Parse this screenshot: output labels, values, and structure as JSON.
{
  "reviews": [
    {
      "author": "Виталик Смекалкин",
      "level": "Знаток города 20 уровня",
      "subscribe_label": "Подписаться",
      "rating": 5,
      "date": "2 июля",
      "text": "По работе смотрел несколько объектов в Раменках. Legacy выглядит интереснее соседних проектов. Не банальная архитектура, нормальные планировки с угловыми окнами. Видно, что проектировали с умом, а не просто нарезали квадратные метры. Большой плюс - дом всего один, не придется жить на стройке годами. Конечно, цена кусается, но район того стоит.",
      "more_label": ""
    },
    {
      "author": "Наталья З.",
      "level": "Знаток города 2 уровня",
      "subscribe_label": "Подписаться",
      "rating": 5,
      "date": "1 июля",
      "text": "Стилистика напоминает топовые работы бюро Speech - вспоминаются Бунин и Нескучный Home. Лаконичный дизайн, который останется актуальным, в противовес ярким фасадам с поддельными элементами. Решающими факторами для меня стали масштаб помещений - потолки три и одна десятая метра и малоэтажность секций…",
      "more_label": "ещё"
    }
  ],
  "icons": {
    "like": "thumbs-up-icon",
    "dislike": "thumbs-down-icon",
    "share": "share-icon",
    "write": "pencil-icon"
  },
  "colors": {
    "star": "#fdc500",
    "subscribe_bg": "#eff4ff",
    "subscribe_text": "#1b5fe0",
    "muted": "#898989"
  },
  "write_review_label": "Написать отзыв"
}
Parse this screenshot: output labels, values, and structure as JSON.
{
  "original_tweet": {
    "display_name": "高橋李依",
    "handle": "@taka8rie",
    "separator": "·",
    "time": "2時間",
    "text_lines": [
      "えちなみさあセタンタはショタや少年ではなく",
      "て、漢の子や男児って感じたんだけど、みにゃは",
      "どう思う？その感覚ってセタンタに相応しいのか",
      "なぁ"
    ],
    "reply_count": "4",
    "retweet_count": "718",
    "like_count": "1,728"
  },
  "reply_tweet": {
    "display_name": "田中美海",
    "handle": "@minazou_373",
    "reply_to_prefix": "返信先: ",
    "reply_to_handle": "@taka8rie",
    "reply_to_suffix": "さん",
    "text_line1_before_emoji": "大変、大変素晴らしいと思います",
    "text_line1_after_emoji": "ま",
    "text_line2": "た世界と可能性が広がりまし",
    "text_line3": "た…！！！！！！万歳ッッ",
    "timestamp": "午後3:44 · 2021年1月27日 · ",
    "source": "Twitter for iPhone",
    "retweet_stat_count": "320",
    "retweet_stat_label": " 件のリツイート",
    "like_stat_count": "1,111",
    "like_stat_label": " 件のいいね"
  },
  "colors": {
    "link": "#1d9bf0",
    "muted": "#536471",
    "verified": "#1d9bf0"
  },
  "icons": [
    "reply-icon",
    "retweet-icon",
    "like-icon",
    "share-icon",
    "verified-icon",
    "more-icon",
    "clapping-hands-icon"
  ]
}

What you will do —
Write out the material from the first line to the last, exactly.

Written solution —
Parse this screenshot: output labels, values, and structure as JSON.
{
  "reviews": [
    {
      "author": "Виталик Смекалкин",
      "level": "Знаток города 20 уровня",
      "subscribe_label": "Подписаться",
      "rating": 5,
      "date": "2 июля",
      "text": "По работе смотрел несколько объектов в Раменках. Legacy выглядит интереснее соседних проектов. Не банальная архитектура, нормальные планировки с угловыми окнами. Видно, что проектировали с умом, а не просто нарезали квадратные метры. Большой плюс - дом всего один, не придется жить на стройке годами. Конечно, цена кусается, но район того стоит.",
      "more_label": ""
    },
    {
      "author": "Наталья З.",
      "level": "Знаток города 2 уровня",
      "subscribe_label": "Подписаться",
      "rating": 5,
      "date": "1 июля",
      "text": "Стилистика напоминает топовые работы бюро Speech - вспоминаются Бунин и Нескучный Home. Лаконичный дизайн, который останется актуальным, в противовес ярким фасадам с поддельными элементами. Решающими факторами для меня стали масштаб помещений - потолки три и одна десятая метра и малоэтажность секций…",
      "more_label": "ещё"
    }
  ],
  "icons": {
    "like": "thumbs-up-icon",
    "dislike": "thumbs-down-icon",
    "share": "share-icon",
    "write": "pencil-icon"
  },
  "colors": {
    "star": "#fdc500",
    "subscribe_bg": "#eff4ff",
    "subscribe_text": "#1b5fe0",
    "muted": "#898989"
  },
  "write_review_label": "Написать отзыв"
}
Parse this screenshot: output labels, values, and structure as JSON.
{
  "original_tweet": {
    "display_name": "高橋李依",
    "handle": "@taka8rie",
    "separator": "·",
    "time": "2時間",
    "text_lines": [
      "えちなみさあセタンタはショタや少年ではなく",
      "て、漢の子や男児って感じたんだけど、みにゃは",
      "どう思う？その感覚ってセタンタに相応しいのか",
      "なぁ"
    ],
    "reply_count": "4",
    "retweet_count": "718",
    "like_count": "1,728"
  },
  "reply_tweet": {
    "display_name": "田中美海",
    "handle": "@minazou_373",
    "reply_to_prefix": "返信先: ",
    "reply_to_handle": "@taka8rie",
    "reply_to_suffix": "さん",
    "text_line1_before_emoji": "大変、大変素晴らしいと思います",
    "text_line1_after_emoji": "ま",
    "text_line2": "た世界と可能性が広がりまし",
    "text_line3": "た…！！！！！！万歳ッッ",
    "timestamp": "午後3:44 · 2021年1月27日 · ",
    "source": "Twitter for iPhone",
    "retweet_stat_count": "320",
    "retweet_stat_label": " 件のリツイート",
    "like_stat_count": "1,111",
    "like_stat_label": " 件のいいね"
  },
  "colors": {
    "link": "#1d9bf0",
    "muted": "#536471",
    "verified": "#1d9bf0"
  },
  "icons": [
    "reply-icon",
    "retweet-icon",
    "like-icon",
    "share-icon",
    "verified-icon",
    "more-icon",
    "clapping-hands-icon"
  ]
}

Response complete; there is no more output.